**THE REQUEST:** The records below must be transcribed exactly. Do not include the pictures.

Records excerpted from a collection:
====================
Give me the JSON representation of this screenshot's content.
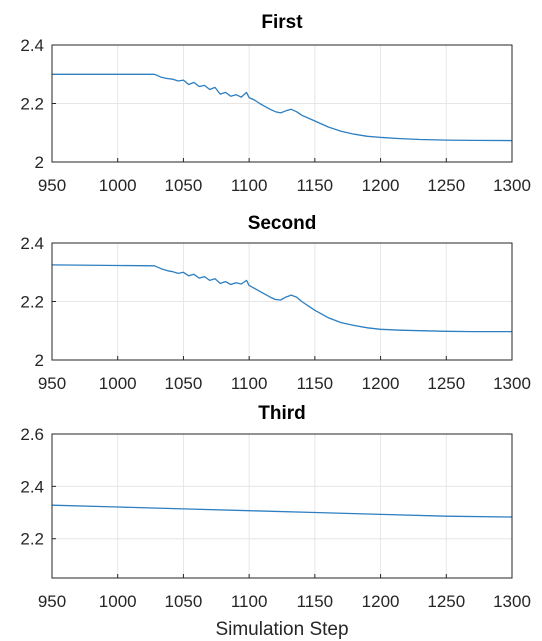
{
  "chart_data": [
    {
      "type": "line",
      "title": "First",
      "xlabel": "",
      "ylabel": "",
      "xlim": [
        950,
        1300
      ],
      "ylim": [
        2,
        2.4
      ],
      "xticks": [
        "950",
        "1000",
        "1050",
        "1100",
        "1150",
        "1200",
        "1250",
        "1300"
      ],
      "yticks": [
        "2",
        "2.2",
        "2.4"
      ],
      "grid": true,
      "color": "#2d7fc1",
      "x": [
        950,
        1000,
        1028,
        1033,
        1038,
        1042,
        1046,
        1050,
        1054,
        1058,
        1062,
        1066,
        1070,
        1074,
        1078,
        1082,
        1086,
        1090,
        1094,
        1098,
        1100,
        1104,
        1108,
        1112,
        1116,
        1120,
        1124,
        1128,
        1132,
        1136,
        1140,
        1145,
        1150,
        1160,
        1170,
        1180,
        1190,
        1200,
        1215,
        1230,
        1250,
        1270,
        1300
      ],
      "y": [
        2.3,
        2.3,
        2.3,
        2.29,
        2.285,
        2.283,
        2.277,
        2.28,
        2.265,
        2.272,
        2.258,
        2.262,
        2.248,
        2.255,
        2.232,
        2.238,
        2.225,
        2.23,
        2.222,
        2.238,
        2.22,
        2.212,
        2.2,
        2.19,
        2.18,
        2.172,
        2.168,
        2.175,
        2.18,
        2.172,
        2.16,
        2.15,
        2.14,
        2.12,
        2.105,
        2.095,
        2.088,
        2.084,
        2.08,
        2.077,
        2.075,
        2.074,
        2.073
      ]
    },
    {
      "type": "line",
      "title": "Second",
      "xlabel": "",
      "ylabel": "",
      "xlim": [
        950,
        1300
      ],
      "ylim": [
        2,
        2.4
      ],
      "xticks": [
        "950",
        "1000",
        "1050",
        "1100",
        "1150",
        "1200",
        "1250",
        "1300"
      ],
      "yticks": [
        "2",
        "2.2",
        "2.4"
      ],
      "grid": true,
      "color": "#2d7fc1",
      "x": [
        950,
        1000,
        1028,
        1033,
        1038,
        1042,
        1046,
        1050,
        1054,
        1058,
        1062,
        1066,
        1070,
        1074,
        1078,
        1082,
        1086,
        1090,
        1094,
        1098,
        1100,
        1104,
        1108,
        1112,
        1116,
        1120,
        1124,
        1128,
        1132,
        1136,
        1140,
        1145,
        1150,
        1160,
        1170,
        1180,
        1190,
        1200,
        1215,
        1230,
        1250,
        1270,
        1300
      ],
      "y": [
        2.325,
        2.323,
        2.322,
        2.312,
        2.305,
        2.302,
        2.296,
        2.3,
        2.288,
        2.293,
        2.28,
        2.285,
        2.272,
        2.278,
        2.262,
        2.268,
        2.258,
        2.264,
        2.26,
        2.272,
        2.255,
        2.245,
        2.235,
        2.225,
        2.215,
        2.207,
        2.205,
        2.215,
        2.222,
        2.215,
        2.2,
        2.185,
        2.17,
        2.145,
        2.128,
        2.118,
        2.11,
        2.105,
        2.102,
        2.1,
        2.098,
        2.097,
        2.097
      ]
    },
    {
      "type": "line",
      "title": "Third",
      "xlabel": "Simulation Step",
      "ylabel": "",
      "xlim": [
        950,
        1300
      ],
      "ylim": [
        2.05,
        2.6
      ],
      "xticks": [
        "950",
        "1000",
        "1050",
        "1100",
        "1150",
        "1200",
        "1250",
        "1300"
      ],
      "yticks": [
        "2.2",
        "2.4",
        "2.6"
      ],
      "grid": true,
      "color": "#2d7fc1",
      "x": [
        950,
        1000,
        1050,
        1100,
        1150,
        1200,
        1250,
        1300
      ],
      "y": [
        2.328,
        2.321,
        2.314,
        2.307,
        2.3,
        2.293,
        2.286,
        2.283
      ]
    }
  ]
}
====================
**ANSWER BELOW:**
Give me the JSON representation of this screenshot's content.
{
  "chart_data": [
    {
      "type": "line",
      "title": "First",
      "xlabel": "",
      "ylabel": "",
      "xlim": [
        950,
        1300
      ],
      "ylim": [
        2,
        2.4
      ],
      "xticks": [
        "950",
        "1000",
        "1050",
        "1100",
        "1150",
        "1200",
        "1250",
        "1300"
      ],
      "yticks": [
        "2",
        "2.2",
        "2.4"
      ],
      "grid": true,
      "color": "#2d7fc1",
      "x": [
        950,
        1000,
        1028,
        1033,
        1038,
        1042,
        1046,
        1050,
        1054,
        1058,
        1062,
        1066,
        1070,
        1074,
        1078,
        1082,
        1086,
        1090,
        1094,
        1098,
        1100,
        1104,
        1108,
        1112,
        1116,
        1120,
        1124,
        1128,
        1132,
        1136,
        1140,
        1145,
        1150,
        1160,
        1170,
        1180,
        1190,
        1200,
        1215,
        1230,
        1250,
        1270,
        1300
      ],
      "y": [
        2.3,
        2.3,
        2.3,
        2.29,
        2.285,
        2.283,
        2.277,
        2.28,
        2.265,
        2.272,
        2.258,
        2.262,
        2.248,
        2.255,
        2.232,
        2.238,
        2.225,
        2.23,
        2.222,
        2.238,
        2.22,
        2.212,
        2.2,
        2.19,
        2.18,
        2.172,
        2.168,
        2.175,
        2.18,
        2.172,
        2.16,
        2.15,
        2.14,
        2.12,
        2.105,
        2.095,
        2.088,
        2.084,
        2.08,
        2.077,
        2.075,
        2.074,
        2.073
      ]
    },
    {
      "type": "line",
      "title": "Second",
      "xlabel": "",
      "ylabel": "",
      "xlim": [
        950,
        1300
      ],
      "ylim": [
        2,
        2.4
      ],
      "xticks": [
        "950",
        "1000",
        "1050",
        "1100",
        "1150",
        "1200",
        "1250",
        "1300"
      ],
      "yticks": [
        "2",
        "2.2",
        "2.4"
      ],
      "grid": true,
      "color": "#2d7fc1",
      "x": [
        950,
        1000,
        1028,
        1033,
        1038,
        1042,
        1046,
        1050,
        1054,
        1058,
        1062,
        1066,
        1070,
        1074,
        1078,
        1082,
        1086,
        1090,
        1094,
        1098,
        1100,
        1104,
        1108,
        1112,
        1116,
        1120,
        1124,
        1128,
        1132,
        1136,
        1140,
        1145,
        1150,
        1160,
        1170,
        1180,
        1190,
        1200,
        1215,
        1230,
        1250,
        1270,
        1300
      ],
      "y": [
        2.325,
        2.323,
        2.322,
        2.312,
        2.305,
        2.302,
        2.296,
        2.3,
        2.288,
        2.293,
        2.28,
        2.285,
        2.272,
        2.278,
        2.262,
        2.268,
        2.258,
        2.264,
        2.26,
        2.272,
        2.255,
        2.245,
        2.235,
        2.225,
        2.215,
        2.207,
        2.205,
        2.215,
        2.222,
        2.215,
        2.2,
        2.185,
        2.17,
        2.145,
        2.128,
        2.118,
        2.11,
        2.105,
        2.102,
        2.1,
        2.098,
        2.097,
        2.097
      ]
    },
    {
      "type": "line",
      "title": "Third",
      "xlabel": "Simulation Step",
      "ylabel": "",
      "xlim": [
        950,
        1300
      ],
      "ylim": [
        2.05,
        2.6
      ],
      "xticks": [
        "950",
        "1000",
        "1050",
        "1100",
        "1150",
        "1200",
        "1250",
        "1300"
      ],
      "yticks": [
        "2.2",
        "2.4",
        "2.6"
      ],
      "grid": true,
      "color": "#2d7fc1",
      "x": [
        950,
        1000,
        1050,
        1100,
        1150,
        1200,
        1250,
        1300
      ],
      "y": [
        2.328,
        2.321,
        2.314,
        2.307,
        2.3,
        2.293,
        2.286,
        2.283
      ]
    }
  ]
}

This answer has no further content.